→ Records shown
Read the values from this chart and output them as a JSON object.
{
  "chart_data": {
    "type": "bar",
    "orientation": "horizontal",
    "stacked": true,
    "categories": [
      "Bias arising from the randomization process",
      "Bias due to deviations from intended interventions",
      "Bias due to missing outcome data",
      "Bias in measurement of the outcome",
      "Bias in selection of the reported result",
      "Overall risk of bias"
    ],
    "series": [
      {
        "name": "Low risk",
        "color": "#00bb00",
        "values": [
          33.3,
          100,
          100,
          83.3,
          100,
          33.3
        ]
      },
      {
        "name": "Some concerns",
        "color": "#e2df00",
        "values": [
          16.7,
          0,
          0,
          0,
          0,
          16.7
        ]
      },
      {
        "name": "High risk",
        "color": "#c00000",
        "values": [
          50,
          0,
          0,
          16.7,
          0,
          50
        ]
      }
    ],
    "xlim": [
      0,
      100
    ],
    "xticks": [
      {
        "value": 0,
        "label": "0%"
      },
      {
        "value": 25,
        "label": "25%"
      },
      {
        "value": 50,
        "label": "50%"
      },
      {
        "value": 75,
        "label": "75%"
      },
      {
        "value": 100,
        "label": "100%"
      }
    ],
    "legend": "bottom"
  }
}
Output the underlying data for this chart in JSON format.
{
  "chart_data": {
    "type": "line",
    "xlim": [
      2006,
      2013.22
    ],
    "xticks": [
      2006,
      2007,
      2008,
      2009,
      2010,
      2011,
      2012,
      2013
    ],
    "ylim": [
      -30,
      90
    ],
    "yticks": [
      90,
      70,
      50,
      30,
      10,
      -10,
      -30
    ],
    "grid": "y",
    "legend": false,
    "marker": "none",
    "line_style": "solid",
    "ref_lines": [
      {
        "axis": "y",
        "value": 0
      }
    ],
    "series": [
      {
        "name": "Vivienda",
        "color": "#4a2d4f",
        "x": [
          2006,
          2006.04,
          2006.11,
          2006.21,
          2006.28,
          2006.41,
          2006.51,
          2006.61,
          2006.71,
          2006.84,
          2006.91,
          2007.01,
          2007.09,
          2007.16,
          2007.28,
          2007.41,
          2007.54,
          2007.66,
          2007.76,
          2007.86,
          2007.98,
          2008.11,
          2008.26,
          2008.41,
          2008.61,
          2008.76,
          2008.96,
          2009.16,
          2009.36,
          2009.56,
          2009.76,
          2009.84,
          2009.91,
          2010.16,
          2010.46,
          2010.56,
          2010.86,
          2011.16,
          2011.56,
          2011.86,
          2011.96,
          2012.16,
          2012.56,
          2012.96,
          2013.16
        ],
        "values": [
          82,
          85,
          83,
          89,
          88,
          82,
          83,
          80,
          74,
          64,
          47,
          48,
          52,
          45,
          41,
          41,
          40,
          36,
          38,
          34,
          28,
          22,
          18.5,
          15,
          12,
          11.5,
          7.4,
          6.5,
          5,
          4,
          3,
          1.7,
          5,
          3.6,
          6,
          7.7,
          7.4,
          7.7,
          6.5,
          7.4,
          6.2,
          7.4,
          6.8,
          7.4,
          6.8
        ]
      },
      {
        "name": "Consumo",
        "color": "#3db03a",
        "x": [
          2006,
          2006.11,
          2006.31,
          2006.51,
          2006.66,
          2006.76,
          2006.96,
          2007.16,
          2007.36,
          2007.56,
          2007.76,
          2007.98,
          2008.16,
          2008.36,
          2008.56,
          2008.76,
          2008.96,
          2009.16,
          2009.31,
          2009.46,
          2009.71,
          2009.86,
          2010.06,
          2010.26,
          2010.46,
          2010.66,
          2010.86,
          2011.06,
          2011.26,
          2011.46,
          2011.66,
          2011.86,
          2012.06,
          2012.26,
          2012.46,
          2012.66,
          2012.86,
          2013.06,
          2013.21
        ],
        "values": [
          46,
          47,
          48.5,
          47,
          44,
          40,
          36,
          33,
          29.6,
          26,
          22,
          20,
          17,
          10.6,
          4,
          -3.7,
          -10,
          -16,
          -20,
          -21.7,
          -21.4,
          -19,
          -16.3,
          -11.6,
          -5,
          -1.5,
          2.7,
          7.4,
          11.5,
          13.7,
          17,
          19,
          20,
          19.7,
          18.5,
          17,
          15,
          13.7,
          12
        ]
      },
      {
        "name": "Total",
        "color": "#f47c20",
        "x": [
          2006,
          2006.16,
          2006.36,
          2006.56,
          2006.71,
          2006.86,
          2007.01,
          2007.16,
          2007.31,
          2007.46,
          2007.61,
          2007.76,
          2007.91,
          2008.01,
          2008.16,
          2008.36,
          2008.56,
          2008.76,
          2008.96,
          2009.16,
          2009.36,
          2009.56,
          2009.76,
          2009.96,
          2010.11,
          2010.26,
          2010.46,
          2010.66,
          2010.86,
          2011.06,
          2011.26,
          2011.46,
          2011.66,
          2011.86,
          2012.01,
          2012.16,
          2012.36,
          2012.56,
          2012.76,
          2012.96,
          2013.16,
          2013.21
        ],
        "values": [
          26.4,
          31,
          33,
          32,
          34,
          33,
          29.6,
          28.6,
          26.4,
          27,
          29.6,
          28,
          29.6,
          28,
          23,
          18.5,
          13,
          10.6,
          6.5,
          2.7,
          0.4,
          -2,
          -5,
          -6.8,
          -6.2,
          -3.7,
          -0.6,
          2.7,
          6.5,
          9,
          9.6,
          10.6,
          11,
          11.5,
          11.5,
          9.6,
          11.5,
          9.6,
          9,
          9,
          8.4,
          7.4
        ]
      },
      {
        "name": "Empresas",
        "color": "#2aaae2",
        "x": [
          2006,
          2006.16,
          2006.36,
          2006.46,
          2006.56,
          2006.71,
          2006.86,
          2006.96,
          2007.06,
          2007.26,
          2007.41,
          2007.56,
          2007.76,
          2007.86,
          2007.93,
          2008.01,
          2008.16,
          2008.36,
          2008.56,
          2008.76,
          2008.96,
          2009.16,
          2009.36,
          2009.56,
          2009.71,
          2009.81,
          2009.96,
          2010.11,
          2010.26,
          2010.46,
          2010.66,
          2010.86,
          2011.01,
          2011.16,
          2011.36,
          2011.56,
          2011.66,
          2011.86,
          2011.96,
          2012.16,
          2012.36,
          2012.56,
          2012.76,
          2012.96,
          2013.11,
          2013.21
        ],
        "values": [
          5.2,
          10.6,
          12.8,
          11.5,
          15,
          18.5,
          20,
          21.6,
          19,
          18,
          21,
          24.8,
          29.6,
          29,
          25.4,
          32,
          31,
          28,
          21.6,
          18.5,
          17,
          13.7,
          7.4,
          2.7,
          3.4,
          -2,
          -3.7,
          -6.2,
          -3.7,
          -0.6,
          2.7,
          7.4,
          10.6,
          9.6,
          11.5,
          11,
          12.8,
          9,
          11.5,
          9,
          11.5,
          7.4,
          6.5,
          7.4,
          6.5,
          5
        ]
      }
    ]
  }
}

→ Instructions to follow
Repeat the data precisely, line by line.

→ Answer to this task
Read the values from this chart and output them as a JSON object.
{
  "chart_data": {
    "type": "bar",
    "orientation": "horizontal",
    "stacked": true,
    "categories": [
      "Bias arising from the randomization process",
      "Bias due to deviations from intended interventions",
      "Bias due to missing outcome data",
      "Bias in measurement of the outcome",
      "Bias in selection of the reported result",
      "Overall risk of bias"
    ],
    "series": [
      {
        "name": "Low risk",
        "color": "#00bb00",
        "values": [
          33.3,
          100,
          100,
          83.3,
          100,
          33.3
        ]
      },
      {
        "name": "Some concerns",
        "color": "#e2df00",
        "values": [
          16.7,
          0,
          0,
          0,
          0,
          16.7
        ]
      },
      {
        "name": "High risk",
        "color": "#c00000",
        "values": [
          50,
          0,
          0,
          16.7,
          0,
          50
        ]
      }
    ],
    "xlim": [
      0,
      100
    ],
    "xticks": [
      {
        "value": 0,
        "label": "0%"
      },
      {
        "value": 25,
        "label": "25%"
      },
      {
        "value": 50,
        "label": "50%"
      },
      {
        "value": 75,
        "label": "75%"
      },
      {
        "value": 100,
        "label": "100%"
      }
    ],
    "legend": "bottom"
  }
}
Output the underlying data for this chart in JSON format.
{
  "chart_data": {
    "type": "line",
    "xlim": [
      2006,
      2013.22
    ],
    "xticks": [
      2006,
      2007,
      2008,
      2009,
      2010,
      2011,
      2012,
      2013
    ],
    "ylim": [
      -30,
      90
    ],
    "yticks": [
      90,
      70,
      50,
      30,
      10,
      -10,
      -30
    ],
    "grid": "y",
    "legend": false,
    "marker": "none",
    "line_style": "solid",
    "ref_lines": [
      {
        "axis": "y",
        "value": 0
      }
    ],
    "series": [
      {
        "name": "Vivienda",
        "color": "#4a2d4f",
        "x": [
          2006,
          2006.04,
          2006.11,
          2006.21,
          2006.28,
          2006.41,
          2006.51,
          2006.61,
          2006.71,
          2006.84,
          2006.91,
          2007.01,
          2007.09,
          2007.16,
          2007.28,
          2007.41,
          2007.54,
          2007.66,
          2007.76,
          2007.86,
          2007.98,
          2008.11,
          2008.26,
          2008.41,
          2008.61,
          2008.76,
          2008.96,
          2009.16,
          2009.36,
          2009.56,
          2009.76,
          2009.84,
          2009.91,
          2010.16,
          2010.46,
          2010.56,
          2010.86,
          2011.16,
          2011.56,
          2011.86,
          2011.96,
          2012.16,
          2012.56,
          2012.96,
          2013.16
        ],
        "values": [
          82,
          85,
          83,
          89,
          88,
          82,
          83,
          80,
          74,
          64,
          47,
          48,
          52,
          45,
          41,
          41,
          40,
          36,
          38,
          34,
          28,
          22,
          18.5,
          15,
          12,
          11.5,
          7.4,
          6.5,
          5,
          4,
          3,
          1.7,
          5,
          3.6,
          6,
          7.7,
          7.4,
          7.7,
          6.5,
          7.4,
          6.2,
          7.4,
          6.8,
          7.4,
          6.8
        ]
      },
      {
        "name": "Consumo",
        "color": "#3db03a",
        "x": [
          2006,
          2006.11,
          2006.31,
          2006.51,
          2006.66,
          2006.76,
          2006.96,
          2007.16,
          2007.36,
          2007.56,
          2007.76,
          2007.98,
          2008.16,
          2008.36,
          2008.56,
          2008.76,
          2008.96,
          2009.16,
          2009.31,
          2009.46,
          2009.71,
          2009.86,
          2010.06,
          2010.26,
          2010.46,
          2010.66,
          2010.86,
          2011.06,
          2011.26,
          2011.46,
          2011.66,
          2011.86,
          2012.06,
          2012.26,
          2012.46,
          2012.66,
          2012.86,
          2013.06,
          2013.21
        ],
        "values": [
          46,
          47,
          48.5,
          47,
          44,
          40,
          36,
          33,
          29.6,
          26,
          22,
          20,
          17,
          10.6,
          4,
          -3.7,
          -10,
          -16,
          -20,
          -21.7,
          -21.4,
          -19,
          -16.3,
          -11.6,
          -5,
          -1.5,
          2.7,
          7.4,
          11.5,
          13.7,
          17,
          19,
          20,
          19.7,
          18.5,
          17,
          15,
          13.7,
          12
        ]
      },
      {
        "name": "Total",
        "color": "#f47c20",
        "x": [
          2006,
          2006.16,
          2006.36,
          2006.56,
          2006.71,
          2006.86,
          2007.01,
          2007.16,
          2007.31,
          2007.46,
          2007.61,
          2007.76,
          2007.91,
          2008.01,
          2008.16,
          2008.36,
          2008.56,
          2008.76,
          2008.96,
          2009.16,
          2009.36,
          2009.56,
          2009.76,
          2009.96,
          2010.11,
          2010.26,
          2010.46,
          2010.66,
          2010.86,
          2011.06,
          2011.26,
          2011.46,
          2011.66,
          2011.86,
          2012.01,
          2012.16,
          2012.36,
          2012.56,
          2012.76,
          2012.96,
          2013.16,
          2013.21
        ],
        "values": [
          26.4,
          31,
          33,
          32,
          34,
          33,
          29.6,
          28.6,
          26.4,
          27,
          29.6,
          28,
          29.6,
          28,
          23,
          18.5,
          13,
          10.6,
          6.5,
          2.7,
          0.4,
          -2,
          -5,
          -6.8,
          -6.2,
          -3.7,
          -0.6,
          2.7,
          6.5,
          9,
          9.6,
          10.6,
          11,
          11.5,
          11.5,
          9.6,
          11.5,
          9.6,
          9,
          9,
          8.4,
          7.4
        ]
      },
      {
        "name": "Empresas",
        "color": "#2aaae2",
        "x": [
          2006,
          2006.16,
          2006.36,
          2006.46,
          2006.56,
          2006.71,
          2006.86,
          2006.96,
          2007.06,
          2007.26,
          2007.41,
          2007.56,
          2007.76,
          2007.86,
          2007.93,
          2008.01,
          2008.16,
          2008.36,
          2008.56,
          2008.76,
          2008.96,
          2009.16,
          2009.36,
          2009.56,
          2009.71,
          2009.81,
          2009.96,
          2010.11,
          2010.26,
          2010.46,
          2010.66,
          2010.86,
          2011.01,
          2011.16,
          2011.36,
          2011.56,
          2011.66,
          2011.86,
          2011.96,
          2012.16,
          2012.36,
          2012.56,
          2012.76,
          2012.96,
          2013.11,
          2013.21
        ],
        "values": [
          5.2,
          10.6,
          12.8,
          11.5,
          15,
          18.5,
          20,
          21.6,
          19,
          18,
          21,
          24.8,
          29.6,
          29,
          25.4,
          32,
          31,
          28,
          21.6,
          18.5,
          17,
          13.7,
          7.4,
          2.7,
          3.4,
          -2,
          -3.7,
          -6.2,
          -3.7,
          -0.6,
          2.7,
          7.4,
          10.6,
          9.6,
          11.5,
          11,
          12.8,
          9,
          11.5,
          9,
          11.5,
          7.4,
          6.5,
          7.4,
          6.5,
          5
        ]
      }
    ]
  }
}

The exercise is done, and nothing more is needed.